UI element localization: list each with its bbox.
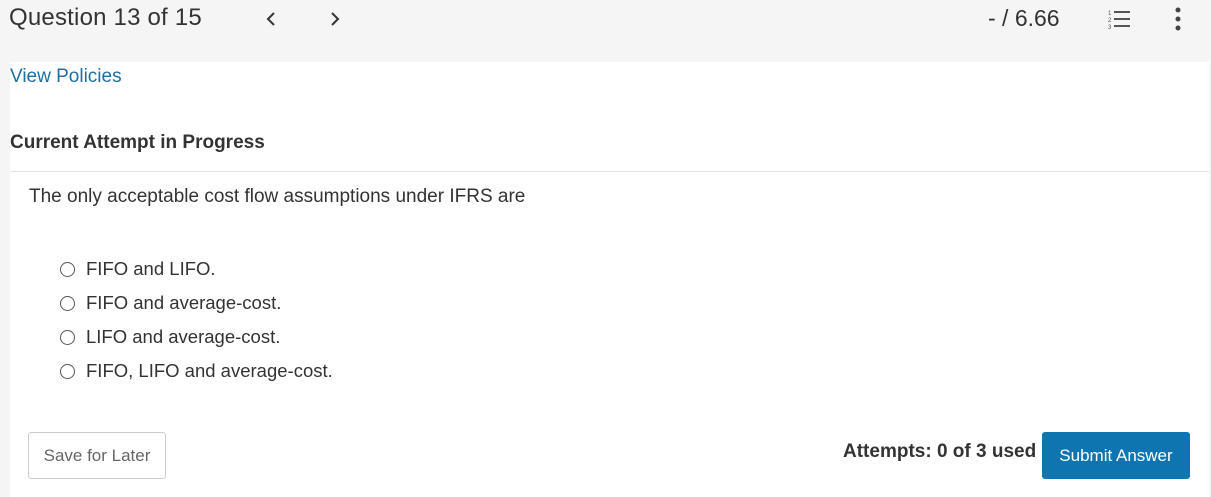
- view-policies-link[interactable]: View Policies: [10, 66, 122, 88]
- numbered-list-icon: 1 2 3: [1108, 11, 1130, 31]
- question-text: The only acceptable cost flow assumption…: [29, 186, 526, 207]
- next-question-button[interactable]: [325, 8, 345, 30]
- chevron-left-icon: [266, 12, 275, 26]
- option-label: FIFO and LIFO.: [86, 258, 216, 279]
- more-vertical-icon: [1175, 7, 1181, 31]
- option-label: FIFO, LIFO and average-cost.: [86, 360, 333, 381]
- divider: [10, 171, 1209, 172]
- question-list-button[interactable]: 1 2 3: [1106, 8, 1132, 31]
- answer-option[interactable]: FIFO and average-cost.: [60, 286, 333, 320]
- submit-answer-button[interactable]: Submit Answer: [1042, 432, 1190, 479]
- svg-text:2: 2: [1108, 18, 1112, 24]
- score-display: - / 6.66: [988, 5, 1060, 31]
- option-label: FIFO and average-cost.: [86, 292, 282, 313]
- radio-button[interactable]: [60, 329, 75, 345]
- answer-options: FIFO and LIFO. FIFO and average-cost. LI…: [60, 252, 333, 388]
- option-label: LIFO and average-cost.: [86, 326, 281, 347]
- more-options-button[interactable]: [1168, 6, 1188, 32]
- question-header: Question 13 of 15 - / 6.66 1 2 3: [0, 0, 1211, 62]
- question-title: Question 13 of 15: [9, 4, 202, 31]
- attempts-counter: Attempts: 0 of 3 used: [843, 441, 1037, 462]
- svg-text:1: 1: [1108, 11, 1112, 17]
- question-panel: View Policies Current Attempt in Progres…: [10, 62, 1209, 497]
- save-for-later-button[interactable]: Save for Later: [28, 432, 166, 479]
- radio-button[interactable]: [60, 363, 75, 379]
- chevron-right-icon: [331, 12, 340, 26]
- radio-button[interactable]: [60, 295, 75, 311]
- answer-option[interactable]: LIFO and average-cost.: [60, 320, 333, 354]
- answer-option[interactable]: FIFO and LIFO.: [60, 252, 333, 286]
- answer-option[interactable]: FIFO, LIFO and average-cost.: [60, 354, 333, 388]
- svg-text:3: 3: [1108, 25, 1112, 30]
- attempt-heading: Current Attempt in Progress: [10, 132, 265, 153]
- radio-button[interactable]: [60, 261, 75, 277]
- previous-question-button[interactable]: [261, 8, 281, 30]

Task objective -> Put every line of the items above into a JSON list of strings, one string per line. Skip blank lines and leave out the pictures.

Response below ->
[
  "UI element localization: list each with its bbox.",
  "- view-policies-link[interactable]: View Policies: [10, 66, 122, 88]",
  "- numbered-list-icon: 1 2 3: [1108, 11, 1130, 31]",
  "- question-text: The only acceptable cost flow assumption…: [29, 186, 526, 207]",
  "- next-question-button[interactable]: [325, 8, 345, 30]",
  "- chevron-left-icon: [266, 12, 275, 26]",
  "- option-label: FIFO and LIFO.: [86, 258, 216, 279]",
  "- more-vertical-icon: [1175, 7, 1181, 31]",
  "- option-label: FIFO, LIFO and average-cost.: [86, 360, 333, 381]",
  "- divider: [10, 171, 1209, 172]",
  "- question-list-button[interactable]: 1 2 3: [1106, 8, 1132, 31]",
  "- answer-option[interactable]: FIFO and average-cost.: [60, 286, 333, 320]",
  "- submit-answer-button[interactable]: Submit Answer: [1042, 432, 1190, 479]",
  "- svg-text:2: 2: [1108, 18, 1112, 24]",
  "- score-display: - / 6.66: [988, 5, 1060, 31]",
  "- option-label: FIFO and average-cost.: [86, 292, 282, 313]",
  "- radio-button[interactable]: [60, 329, 75, 345]",
  "- answer-options: FIFO and LIFO. FIFO and average-cost. LI…: [60, 252, 333, 388]",
  "- option-label: LIFO and average-cost.: [86, 326, 281, 347]",
  "- more-options-button[interactable]: [1168, 6, 1188, 32]",
  "- question-header: Question 13 of 15 - / 6.66 1 2 3: [0, 0, 1211, 62]",
  "- question-title: Question 13 of 15: [9, 4, 202, 31]",
  "- attempts-counter: Attempts: 0 of 3 used: [843, 441, 1037, 462]",
  "- svg-text:1: 1: [1108, 11, 1112, 17]",
  "- question-panel: View Policies Current Attempt in Progres…: [10, 62, 1209, 497]",
  "- save-for-later-button[interactable]: Save for Later: [28, 432, 166, 479]",
  "- radio-button[interactable]: [60, 363, 75, 379]",
  "- chevron-right-icon: [331, 12, 340, 26]",
  "- radio-button[interactable]: [60, 295, 75, 311]",
  "- answer-option[interactable]: LIFO and average-cost.: [60, 320, 333, 354]",
  "- answer-option[interactable]: FIFO and LIFO.: [60, 252, 333, 286]",
  "- answer-option[interactable]: FIFO, LIFO and average-cost.: [60, 354, 333, 388]",
  "- svg-text:3: 3: [1108, 25, 1112, 30]",
  "- attempt-heading: Current Attempt in Progress: [10, 132, 265, 153]",
  "- radio-button[interactable]: [60, 261, 75, 277]",
  "- previous-question-button[interactable]: [261, 8, 281, 30]"
]